▶ **TEXT PROVIDED**
----

Compression

ralph01ralph01 Posts: 0
edited December 1969 in Technical Help (nuts n bolts)

Something that is still a total mystery to me is compression.
I render an animation and save as .avi and it looks great, but a 1 minute video is several hundred megabytes. When I convert to .wmv so I can post somewhere the size drops but quality also drops considerably. Same problem with a still image. When I convert from .bmp to .jpg it looks like crap.
How do others make files a reasonable size but keep them high resolution? I'm sure it's something simple I'm missing.

Comments

  • SpottedKittySpottedKitty Posts: 7,232
    edited June 2013

    ralph01 said:
    Same problem with a still image. When I convert from .bmp to .jpg it looks like crap.

    It sounds like your jpg save option is set to "insanely high, no-one ever uses this" compression level. You can change this. It varies from program to program, but usually there's a drop-down compression option as part of the save dialog, or else an "options" button, where you can set it to whatever you want. Experiment, then decide what trade-off between file size and image quality you're prepared to accept. (FWIW, I always change to jpg as part of postwork, all my raw renders are saved as tiff.) Something similar may be happening to your movie conversions.
    Post edited by SpottedKitty on
  • JaderailJaderail Posts: 0
    edited December 1969

    Nods vigorously!! There is a very fine line between compression and quality in jpg and ALL video save formats.

  • Takeo.KenseiTakeo.Kensei Posts: 1,303
    edited December 1969

    Render directely in JPG or PNG for still images. Why doing twice the job by reconverting a BMP?

    For movies, It won't be as simple as that but my first advice would be not to render as avi. I didn't see any options for compression in DS and didn't bother trying cause I like to have control
    Render an image sequence (jpg). Doing it this way will give you the ability to postprocess your render and if your computer crash you won't lose everything and can just render the missing images

    Once you rendered your images you could use some cool tool like VirtualDub (http://www.virtualdub.org/) which can take an image sequence and make a movie with it. To compress the movie you just have to tell the software to use a codec (see http://en.wikipedia.org/wiki/Codec). There are some free codecs like x264vfw (http://sourceforge.net/projects/x264vfw/) that can give you quality and compression control but you have to learn how all of these work.

    There are certainly other tools free and not free but that's what I would use

  • ralph01ralph01 Posts: 0
    edited June 2013

    Thanks for the replies.

    After this advice I have been experimenting with render settings and now see how to render as a jpg. Never looked closely enough at render options but now I see it. For stills I was just rendering as a movie with start and end frame the same (duh). Makes a big difference.

----

▶ **DATASET CONTENT**

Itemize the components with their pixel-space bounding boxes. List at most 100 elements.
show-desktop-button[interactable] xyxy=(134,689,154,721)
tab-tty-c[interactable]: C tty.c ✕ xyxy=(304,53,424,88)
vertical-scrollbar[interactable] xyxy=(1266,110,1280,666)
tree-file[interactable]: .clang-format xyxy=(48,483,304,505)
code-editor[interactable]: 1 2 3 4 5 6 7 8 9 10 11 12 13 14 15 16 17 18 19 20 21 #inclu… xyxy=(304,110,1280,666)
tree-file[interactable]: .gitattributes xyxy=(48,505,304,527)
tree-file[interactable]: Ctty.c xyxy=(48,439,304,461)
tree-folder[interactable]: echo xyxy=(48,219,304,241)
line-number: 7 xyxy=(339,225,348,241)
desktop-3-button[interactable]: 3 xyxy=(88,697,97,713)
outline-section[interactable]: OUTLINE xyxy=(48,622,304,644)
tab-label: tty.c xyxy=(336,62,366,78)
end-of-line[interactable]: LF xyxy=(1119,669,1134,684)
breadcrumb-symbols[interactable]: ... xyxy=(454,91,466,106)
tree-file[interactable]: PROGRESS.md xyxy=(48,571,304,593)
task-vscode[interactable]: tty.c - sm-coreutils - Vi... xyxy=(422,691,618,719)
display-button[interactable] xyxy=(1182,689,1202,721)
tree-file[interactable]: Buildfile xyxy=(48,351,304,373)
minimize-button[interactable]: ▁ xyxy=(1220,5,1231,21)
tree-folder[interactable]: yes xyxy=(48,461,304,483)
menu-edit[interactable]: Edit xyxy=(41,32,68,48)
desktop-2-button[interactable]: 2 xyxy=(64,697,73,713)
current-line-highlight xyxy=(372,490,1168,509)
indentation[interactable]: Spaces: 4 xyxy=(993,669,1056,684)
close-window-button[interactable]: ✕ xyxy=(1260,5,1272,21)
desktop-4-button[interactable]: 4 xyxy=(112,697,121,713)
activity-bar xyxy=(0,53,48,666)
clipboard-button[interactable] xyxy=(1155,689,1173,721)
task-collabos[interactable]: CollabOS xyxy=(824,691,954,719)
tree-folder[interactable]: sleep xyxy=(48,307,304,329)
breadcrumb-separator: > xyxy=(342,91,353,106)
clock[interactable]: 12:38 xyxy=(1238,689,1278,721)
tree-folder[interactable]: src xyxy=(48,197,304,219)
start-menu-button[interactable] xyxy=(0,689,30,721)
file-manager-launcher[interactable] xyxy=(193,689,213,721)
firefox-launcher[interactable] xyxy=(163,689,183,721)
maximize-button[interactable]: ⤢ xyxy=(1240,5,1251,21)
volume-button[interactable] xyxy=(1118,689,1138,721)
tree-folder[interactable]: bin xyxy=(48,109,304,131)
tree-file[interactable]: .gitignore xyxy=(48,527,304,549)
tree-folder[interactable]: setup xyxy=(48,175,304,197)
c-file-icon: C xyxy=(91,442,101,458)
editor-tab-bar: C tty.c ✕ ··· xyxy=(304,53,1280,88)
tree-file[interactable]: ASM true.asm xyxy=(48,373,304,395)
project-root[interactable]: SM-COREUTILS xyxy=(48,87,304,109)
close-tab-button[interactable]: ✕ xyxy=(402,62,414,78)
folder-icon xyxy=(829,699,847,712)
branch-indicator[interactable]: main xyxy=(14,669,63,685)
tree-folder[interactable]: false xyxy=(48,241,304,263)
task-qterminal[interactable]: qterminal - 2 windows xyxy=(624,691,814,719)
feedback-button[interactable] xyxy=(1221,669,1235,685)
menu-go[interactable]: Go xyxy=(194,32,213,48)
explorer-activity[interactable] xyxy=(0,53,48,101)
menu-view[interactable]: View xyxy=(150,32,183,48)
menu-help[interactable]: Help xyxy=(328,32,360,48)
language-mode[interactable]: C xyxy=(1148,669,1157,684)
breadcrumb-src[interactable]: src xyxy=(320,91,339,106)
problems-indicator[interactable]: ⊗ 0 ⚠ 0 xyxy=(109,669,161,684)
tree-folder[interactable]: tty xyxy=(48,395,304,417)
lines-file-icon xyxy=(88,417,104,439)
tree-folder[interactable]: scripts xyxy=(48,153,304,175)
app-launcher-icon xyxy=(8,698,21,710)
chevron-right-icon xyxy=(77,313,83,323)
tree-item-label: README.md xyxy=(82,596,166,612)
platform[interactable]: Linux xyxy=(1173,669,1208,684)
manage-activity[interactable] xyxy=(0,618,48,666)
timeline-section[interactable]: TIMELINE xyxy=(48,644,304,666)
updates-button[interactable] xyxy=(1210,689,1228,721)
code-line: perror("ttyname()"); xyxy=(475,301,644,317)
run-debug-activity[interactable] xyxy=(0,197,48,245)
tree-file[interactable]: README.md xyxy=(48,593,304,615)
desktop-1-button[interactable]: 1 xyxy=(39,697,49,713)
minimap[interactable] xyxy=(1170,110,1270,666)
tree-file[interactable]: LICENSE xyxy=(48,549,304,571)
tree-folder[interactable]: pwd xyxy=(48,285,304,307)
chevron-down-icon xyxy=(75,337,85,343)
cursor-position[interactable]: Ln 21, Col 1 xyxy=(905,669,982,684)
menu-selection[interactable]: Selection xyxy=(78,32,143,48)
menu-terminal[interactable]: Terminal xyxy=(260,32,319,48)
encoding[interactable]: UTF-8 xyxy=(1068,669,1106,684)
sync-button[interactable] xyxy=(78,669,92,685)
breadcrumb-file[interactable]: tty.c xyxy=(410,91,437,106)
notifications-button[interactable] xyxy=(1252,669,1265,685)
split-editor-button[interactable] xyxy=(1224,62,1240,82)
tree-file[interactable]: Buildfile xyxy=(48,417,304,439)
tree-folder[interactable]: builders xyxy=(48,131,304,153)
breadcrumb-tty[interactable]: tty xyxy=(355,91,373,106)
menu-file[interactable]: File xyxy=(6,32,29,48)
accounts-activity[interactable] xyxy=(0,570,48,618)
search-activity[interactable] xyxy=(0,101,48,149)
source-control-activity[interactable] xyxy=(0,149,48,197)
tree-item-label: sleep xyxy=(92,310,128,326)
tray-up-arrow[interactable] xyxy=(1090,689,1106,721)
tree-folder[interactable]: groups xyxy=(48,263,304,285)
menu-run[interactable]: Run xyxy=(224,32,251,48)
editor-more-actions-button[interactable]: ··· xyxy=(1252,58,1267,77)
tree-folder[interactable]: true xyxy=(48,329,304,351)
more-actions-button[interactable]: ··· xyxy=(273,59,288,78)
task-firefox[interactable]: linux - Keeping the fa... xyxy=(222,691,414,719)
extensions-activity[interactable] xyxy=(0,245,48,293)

----

▶ **CHECK YOUR UNDERSTANDING**
1/ Translate this sentence from the compression forum thread into Spanish: "Something that is still a total mystery to me is compression."
2/ From the compression forum thread, extract the passage between "After this advice" and "a big difference.", inclusive.

▶ **EXERCISE RESPONSES**
1/ Algo que todavía es un misterio total para mí es la compresión.

2/
After this advice I have been experimenting with render settings and now see how to render as a jpg. Never looked closely enough at render options but now I see it. For stills I was just rendering as a movie with start and end frame the same (duh). Makes a big difference.